WHAT IS REQUIRED
Search the material for the word "this" and copy each line that holds it.

Records from a data source
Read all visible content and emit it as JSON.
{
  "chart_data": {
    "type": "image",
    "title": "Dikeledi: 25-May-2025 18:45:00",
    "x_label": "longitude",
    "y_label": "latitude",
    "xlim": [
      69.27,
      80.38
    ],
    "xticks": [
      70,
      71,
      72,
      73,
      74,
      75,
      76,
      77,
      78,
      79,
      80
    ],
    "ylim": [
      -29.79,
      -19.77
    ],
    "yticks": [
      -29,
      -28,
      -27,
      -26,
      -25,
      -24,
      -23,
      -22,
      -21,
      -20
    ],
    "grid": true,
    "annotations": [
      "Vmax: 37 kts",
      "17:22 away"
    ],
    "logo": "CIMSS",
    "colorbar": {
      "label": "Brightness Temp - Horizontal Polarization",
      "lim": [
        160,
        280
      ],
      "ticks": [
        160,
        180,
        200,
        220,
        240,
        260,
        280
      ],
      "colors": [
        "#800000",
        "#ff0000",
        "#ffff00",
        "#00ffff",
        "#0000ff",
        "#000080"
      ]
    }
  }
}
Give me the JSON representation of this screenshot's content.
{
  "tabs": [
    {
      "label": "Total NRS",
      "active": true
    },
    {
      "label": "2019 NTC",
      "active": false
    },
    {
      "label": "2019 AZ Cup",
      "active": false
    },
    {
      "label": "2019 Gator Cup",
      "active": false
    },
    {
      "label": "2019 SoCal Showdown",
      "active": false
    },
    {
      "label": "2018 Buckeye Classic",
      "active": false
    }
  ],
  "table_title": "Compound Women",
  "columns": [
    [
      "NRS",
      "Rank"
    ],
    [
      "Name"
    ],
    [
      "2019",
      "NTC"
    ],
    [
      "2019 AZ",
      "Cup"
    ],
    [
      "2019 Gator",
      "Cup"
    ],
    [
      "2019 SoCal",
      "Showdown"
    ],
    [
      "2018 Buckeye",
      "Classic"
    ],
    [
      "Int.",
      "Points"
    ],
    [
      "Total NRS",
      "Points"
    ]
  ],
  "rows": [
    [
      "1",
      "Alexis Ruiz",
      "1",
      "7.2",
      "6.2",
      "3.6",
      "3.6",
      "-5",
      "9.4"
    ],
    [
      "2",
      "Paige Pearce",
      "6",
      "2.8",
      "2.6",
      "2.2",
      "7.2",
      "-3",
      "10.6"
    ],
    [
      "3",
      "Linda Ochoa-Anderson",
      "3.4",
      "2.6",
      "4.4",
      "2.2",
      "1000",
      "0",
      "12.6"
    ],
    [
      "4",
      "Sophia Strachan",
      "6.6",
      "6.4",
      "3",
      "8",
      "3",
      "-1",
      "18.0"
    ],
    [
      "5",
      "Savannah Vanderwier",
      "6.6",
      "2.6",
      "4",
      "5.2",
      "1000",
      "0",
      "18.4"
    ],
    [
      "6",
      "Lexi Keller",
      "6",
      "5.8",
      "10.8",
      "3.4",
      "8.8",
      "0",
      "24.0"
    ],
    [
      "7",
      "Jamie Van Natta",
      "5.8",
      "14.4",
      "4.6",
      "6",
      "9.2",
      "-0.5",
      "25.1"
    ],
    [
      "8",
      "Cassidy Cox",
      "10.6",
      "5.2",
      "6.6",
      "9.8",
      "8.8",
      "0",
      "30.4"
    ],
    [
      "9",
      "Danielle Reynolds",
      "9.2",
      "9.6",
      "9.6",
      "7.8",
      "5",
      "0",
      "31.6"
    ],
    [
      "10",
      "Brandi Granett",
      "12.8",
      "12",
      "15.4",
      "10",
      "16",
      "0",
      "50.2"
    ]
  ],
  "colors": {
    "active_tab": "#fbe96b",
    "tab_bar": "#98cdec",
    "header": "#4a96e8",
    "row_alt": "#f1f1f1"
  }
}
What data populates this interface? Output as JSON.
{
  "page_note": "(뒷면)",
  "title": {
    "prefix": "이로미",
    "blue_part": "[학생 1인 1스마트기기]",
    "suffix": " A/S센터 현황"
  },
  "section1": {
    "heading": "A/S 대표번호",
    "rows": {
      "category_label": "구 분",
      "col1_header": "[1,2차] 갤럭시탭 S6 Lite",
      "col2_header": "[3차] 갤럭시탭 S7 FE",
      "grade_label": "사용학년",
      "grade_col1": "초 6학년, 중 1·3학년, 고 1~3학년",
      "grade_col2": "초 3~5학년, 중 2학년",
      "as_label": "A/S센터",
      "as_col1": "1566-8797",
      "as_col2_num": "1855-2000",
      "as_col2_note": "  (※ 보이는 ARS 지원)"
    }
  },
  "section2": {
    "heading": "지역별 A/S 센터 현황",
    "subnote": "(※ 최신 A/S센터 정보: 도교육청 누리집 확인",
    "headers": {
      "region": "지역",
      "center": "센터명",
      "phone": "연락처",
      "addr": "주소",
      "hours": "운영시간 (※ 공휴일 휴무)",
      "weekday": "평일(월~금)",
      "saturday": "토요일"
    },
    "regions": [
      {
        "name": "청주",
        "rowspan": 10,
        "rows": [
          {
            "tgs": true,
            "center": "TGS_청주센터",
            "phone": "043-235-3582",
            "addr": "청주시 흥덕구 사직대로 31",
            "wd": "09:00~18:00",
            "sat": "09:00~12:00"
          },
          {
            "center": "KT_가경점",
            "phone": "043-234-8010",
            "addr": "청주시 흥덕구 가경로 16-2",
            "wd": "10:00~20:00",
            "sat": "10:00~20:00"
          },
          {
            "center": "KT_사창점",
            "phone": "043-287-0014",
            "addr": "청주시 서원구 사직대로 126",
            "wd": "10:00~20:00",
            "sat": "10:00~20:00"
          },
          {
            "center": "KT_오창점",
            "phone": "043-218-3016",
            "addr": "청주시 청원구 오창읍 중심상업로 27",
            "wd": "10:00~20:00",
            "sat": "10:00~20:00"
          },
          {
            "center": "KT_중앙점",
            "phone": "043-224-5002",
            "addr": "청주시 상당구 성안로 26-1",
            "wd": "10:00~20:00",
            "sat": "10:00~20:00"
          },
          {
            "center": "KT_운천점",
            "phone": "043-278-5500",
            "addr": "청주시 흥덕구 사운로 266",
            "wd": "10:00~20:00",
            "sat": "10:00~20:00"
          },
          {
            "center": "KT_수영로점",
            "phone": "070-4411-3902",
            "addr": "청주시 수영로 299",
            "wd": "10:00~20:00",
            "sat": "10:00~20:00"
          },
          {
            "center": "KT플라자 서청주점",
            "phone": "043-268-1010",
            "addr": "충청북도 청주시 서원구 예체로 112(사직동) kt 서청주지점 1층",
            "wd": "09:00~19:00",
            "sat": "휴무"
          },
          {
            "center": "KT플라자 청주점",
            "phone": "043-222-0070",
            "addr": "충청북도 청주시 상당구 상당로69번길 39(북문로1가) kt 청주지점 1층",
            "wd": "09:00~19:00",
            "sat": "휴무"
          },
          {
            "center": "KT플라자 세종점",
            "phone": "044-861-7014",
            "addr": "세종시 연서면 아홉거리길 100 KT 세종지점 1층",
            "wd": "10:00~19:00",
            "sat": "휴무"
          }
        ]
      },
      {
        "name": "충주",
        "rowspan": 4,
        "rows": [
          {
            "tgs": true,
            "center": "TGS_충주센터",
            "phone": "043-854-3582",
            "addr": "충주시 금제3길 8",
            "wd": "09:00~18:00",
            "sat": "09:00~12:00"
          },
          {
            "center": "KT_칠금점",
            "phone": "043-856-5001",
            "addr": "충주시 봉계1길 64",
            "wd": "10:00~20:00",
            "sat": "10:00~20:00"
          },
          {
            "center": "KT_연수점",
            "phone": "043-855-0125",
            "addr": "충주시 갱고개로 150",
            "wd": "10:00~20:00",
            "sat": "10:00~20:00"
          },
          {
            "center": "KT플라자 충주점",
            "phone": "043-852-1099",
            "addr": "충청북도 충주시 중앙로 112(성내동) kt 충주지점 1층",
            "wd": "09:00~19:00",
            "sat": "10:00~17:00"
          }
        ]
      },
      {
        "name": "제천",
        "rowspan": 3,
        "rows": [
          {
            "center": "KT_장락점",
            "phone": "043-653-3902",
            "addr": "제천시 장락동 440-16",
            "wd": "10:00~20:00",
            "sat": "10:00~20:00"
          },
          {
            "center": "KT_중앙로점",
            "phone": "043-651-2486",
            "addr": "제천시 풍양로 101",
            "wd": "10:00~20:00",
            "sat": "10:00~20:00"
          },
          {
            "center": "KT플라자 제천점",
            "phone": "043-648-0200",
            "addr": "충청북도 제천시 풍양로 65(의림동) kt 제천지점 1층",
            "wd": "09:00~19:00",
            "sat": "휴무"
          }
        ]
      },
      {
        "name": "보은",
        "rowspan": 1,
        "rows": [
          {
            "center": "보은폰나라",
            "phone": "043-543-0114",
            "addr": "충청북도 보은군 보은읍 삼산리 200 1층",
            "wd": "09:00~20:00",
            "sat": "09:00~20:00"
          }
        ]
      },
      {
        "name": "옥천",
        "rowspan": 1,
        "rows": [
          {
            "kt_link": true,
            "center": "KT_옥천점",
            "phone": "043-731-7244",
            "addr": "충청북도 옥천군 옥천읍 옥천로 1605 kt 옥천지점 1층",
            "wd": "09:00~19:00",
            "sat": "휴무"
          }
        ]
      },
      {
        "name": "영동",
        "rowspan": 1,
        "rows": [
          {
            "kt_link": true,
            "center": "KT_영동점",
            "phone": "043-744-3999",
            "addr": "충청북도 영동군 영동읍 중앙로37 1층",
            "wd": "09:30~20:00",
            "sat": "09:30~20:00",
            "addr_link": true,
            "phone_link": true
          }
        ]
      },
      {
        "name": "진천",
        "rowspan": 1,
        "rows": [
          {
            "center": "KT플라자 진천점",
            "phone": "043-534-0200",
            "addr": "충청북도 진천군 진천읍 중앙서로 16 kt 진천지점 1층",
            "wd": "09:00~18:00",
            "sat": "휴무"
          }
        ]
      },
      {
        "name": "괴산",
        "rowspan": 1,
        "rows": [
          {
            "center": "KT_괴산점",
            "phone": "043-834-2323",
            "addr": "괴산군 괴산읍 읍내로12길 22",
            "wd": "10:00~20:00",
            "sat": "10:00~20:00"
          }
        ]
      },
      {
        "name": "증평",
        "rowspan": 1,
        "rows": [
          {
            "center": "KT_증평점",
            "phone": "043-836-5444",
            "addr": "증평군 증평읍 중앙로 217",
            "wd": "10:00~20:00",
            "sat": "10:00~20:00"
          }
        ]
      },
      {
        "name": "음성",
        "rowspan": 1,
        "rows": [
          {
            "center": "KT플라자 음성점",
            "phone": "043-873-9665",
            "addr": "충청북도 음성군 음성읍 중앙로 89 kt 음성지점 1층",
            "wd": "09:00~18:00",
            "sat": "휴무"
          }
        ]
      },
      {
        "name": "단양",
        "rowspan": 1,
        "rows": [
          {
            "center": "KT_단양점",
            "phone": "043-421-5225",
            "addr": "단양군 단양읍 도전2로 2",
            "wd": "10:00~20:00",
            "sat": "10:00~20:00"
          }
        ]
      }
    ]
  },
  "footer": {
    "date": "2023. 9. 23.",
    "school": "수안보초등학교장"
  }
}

RESPONSE
Give me the JSON representation of this screenshot's content.
What data populates this interface? Output as JSON.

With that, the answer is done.